> _AVAILABLE RECORDS_:
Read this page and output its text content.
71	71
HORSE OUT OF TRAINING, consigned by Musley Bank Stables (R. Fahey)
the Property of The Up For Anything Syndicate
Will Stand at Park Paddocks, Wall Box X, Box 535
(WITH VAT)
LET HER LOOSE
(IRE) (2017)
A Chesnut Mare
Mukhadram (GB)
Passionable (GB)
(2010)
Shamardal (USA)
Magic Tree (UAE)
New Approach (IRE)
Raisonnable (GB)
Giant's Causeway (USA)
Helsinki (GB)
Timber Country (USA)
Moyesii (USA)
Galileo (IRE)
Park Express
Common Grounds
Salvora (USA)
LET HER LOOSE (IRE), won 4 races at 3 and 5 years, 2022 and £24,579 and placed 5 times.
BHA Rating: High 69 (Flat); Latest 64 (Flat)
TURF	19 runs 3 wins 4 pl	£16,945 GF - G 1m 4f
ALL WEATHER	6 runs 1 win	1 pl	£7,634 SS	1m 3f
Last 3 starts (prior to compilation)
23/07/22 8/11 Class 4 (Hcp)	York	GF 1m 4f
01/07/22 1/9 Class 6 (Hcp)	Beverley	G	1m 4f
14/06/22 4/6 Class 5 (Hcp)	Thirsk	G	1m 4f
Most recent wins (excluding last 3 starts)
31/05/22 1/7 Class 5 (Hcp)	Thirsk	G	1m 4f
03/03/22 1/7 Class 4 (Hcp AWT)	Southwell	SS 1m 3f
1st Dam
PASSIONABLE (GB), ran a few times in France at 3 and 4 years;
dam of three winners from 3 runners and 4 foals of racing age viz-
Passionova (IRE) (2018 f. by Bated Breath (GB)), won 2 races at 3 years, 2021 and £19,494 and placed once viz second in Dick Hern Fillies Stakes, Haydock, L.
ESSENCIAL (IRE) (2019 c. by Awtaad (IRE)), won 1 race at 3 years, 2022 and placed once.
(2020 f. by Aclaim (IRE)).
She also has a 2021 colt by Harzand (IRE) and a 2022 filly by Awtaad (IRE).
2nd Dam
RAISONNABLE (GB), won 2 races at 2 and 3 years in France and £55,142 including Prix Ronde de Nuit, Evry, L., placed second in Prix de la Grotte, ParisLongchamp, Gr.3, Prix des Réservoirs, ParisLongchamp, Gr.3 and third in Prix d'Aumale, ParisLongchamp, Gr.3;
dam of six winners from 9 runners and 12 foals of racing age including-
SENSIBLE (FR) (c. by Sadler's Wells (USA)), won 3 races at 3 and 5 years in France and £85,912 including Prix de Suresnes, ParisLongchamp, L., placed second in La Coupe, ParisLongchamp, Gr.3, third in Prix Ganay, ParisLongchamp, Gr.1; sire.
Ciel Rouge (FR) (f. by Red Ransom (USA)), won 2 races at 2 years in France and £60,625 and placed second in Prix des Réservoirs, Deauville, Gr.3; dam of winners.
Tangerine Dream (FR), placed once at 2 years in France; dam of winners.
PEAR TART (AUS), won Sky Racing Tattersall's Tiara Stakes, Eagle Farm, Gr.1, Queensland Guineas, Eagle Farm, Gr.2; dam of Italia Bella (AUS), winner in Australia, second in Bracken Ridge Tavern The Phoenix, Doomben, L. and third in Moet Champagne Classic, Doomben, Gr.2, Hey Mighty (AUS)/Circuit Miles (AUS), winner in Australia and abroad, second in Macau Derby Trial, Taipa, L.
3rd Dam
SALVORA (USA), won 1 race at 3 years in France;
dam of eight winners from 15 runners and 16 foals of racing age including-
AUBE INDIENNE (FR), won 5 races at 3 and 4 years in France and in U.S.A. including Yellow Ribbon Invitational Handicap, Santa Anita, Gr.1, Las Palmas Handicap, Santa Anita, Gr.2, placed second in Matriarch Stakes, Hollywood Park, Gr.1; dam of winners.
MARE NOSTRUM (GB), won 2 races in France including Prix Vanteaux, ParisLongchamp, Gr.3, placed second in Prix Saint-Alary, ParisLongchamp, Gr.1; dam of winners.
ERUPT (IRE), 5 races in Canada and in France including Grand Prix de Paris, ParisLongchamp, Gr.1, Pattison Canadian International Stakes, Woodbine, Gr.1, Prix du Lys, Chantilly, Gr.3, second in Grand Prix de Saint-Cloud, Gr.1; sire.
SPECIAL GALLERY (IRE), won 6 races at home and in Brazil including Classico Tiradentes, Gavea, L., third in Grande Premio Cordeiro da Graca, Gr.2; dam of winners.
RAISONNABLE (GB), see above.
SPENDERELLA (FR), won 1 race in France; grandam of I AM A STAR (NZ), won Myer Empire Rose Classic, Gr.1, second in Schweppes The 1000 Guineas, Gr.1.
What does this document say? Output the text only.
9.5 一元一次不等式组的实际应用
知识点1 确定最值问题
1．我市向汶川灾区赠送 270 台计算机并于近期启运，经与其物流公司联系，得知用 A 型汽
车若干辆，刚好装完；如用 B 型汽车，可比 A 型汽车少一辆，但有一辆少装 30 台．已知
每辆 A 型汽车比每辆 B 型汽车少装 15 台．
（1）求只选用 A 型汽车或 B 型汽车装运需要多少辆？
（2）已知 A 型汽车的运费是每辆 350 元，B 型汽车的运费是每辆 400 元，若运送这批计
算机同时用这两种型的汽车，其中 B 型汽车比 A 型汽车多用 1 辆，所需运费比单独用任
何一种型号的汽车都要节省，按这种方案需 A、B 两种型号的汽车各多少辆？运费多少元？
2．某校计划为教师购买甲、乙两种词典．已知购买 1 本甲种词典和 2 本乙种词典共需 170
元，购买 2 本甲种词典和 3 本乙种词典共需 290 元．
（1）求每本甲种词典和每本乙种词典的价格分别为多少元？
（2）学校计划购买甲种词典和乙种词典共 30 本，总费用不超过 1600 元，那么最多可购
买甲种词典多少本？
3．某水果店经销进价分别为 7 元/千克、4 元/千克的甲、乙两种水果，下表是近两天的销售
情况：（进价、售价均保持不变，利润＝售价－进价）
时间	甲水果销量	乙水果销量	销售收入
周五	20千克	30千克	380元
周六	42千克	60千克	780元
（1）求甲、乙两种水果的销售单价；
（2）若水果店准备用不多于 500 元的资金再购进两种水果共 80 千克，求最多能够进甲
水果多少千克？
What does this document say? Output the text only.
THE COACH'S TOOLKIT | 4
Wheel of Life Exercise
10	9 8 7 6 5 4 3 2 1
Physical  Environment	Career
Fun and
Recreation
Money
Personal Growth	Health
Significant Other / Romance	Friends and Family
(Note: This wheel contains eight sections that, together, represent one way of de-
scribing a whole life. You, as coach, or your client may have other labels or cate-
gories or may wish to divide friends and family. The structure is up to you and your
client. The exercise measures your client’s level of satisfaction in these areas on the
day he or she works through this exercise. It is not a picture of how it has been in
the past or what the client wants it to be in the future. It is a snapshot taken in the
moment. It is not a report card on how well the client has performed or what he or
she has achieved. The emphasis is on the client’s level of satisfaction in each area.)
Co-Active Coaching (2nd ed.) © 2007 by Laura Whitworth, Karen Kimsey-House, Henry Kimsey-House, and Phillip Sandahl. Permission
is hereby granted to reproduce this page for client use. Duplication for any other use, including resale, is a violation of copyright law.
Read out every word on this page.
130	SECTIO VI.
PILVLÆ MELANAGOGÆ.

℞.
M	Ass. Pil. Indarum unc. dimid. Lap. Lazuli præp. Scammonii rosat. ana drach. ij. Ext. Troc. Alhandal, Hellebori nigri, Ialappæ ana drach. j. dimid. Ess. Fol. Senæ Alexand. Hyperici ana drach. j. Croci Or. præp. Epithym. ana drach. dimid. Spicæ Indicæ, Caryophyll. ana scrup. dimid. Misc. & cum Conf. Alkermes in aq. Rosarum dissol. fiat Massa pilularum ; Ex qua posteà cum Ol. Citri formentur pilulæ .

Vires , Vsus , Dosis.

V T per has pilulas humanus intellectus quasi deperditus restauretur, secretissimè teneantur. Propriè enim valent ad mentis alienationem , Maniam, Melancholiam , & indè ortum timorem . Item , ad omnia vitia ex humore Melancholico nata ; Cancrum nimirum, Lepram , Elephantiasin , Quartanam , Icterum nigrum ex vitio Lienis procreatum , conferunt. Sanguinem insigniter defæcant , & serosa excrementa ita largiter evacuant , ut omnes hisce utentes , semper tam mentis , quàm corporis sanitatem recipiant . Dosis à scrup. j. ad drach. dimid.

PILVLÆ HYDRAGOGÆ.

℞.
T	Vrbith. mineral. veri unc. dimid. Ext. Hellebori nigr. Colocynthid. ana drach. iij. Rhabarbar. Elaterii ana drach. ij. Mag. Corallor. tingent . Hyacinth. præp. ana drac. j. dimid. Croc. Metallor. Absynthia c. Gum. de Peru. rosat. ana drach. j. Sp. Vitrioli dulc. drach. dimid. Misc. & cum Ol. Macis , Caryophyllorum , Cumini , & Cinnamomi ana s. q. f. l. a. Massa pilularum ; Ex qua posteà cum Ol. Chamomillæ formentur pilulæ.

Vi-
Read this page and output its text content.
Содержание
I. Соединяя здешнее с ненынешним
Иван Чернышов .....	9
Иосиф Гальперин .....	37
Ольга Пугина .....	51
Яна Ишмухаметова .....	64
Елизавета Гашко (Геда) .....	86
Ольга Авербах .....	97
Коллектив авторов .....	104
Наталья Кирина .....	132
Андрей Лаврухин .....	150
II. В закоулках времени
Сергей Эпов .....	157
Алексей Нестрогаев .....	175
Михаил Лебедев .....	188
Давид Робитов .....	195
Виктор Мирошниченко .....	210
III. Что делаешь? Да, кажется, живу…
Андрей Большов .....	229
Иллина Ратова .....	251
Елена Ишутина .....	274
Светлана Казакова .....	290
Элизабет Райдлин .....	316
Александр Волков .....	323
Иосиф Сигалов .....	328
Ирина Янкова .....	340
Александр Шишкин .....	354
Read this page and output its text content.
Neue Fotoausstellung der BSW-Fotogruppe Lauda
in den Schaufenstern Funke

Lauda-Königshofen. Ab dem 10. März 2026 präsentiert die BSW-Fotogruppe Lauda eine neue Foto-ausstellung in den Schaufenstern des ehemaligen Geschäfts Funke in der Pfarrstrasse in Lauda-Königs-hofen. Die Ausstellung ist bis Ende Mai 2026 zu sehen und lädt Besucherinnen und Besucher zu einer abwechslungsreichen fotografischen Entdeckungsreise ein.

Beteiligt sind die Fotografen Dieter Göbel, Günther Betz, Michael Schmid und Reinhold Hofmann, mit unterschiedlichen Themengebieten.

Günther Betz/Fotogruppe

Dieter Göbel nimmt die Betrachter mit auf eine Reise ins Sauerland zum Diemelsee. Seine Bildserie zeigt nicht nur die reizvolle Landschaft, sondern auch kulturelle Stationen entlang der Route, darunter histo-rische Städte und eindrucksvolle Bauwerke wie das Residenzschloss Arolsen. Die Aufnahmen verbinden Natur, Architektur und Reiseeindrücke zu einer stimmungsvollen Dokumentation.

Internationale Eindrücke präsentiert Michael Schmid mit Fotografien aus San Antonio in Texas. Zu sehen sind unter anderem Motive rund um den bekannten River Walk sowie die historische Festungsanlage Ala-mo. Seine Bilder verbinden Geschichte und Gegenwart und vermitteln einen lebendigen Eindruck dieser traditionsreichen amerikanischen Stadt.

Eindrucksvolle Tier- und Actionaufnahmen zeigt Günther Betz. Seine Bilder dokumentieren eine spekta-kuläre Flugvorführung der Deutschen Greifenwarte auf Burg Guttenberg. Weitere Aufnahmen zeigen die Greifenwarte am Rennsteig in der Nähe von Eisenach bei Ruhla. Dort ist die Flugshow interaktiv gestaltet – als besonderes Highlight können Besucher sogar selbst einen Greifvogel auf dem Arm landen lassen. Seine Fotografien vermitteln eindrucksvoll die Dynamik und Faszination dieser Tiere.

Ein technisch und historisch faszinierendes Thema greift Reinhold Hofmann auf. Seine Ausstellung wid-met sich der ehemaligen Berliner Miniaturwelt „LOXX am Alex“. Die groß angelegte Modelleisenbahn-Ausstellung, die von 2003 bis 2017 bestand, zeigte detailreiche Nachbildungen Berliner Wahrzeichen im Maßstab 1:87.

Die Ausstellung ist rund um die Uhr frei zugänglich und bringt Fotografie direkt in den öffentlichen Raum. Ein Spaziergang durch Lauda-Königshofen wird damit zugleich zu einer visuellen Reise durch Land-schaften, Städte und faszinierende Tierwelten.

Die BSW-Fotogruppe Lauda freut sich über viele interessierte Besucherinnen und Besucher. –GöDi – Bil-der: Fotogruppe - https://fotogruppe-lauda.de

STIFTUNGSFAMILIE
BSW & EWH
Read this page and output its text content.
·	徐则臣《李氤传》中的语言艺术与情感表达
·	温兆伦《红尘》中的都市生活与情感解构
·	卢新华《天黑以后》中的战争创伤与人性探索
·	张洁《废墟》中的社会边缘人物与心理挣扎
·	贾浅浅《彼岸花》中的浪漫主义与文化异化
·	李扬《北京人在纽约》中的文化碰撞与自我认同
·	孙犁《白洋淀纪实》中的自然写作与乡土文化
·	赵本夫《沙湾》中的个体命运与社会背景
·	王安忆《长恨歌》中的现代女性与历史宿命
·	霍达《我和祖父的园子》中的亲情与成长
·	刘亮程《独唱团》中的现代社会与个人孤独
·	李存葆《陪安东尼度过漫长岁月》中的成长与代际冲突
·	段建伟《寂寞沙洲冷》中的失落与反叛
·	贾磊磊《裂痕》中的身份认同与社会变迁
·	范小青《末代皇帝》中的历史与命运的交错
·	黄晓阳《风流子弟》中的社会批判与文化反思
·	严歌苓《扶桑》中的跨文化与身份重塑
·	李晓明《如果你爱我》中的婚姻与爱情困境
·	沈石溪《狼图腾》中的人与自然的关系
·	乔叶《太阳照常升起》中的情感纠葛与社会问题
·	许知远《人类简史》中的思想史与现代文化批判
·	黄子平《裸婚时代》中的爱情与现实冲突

> _BRIEF_: Determine the number of lines in the data that contain "Иосиф" as a word or string, and state only that number.

> _EXERCISE RESULT_: 2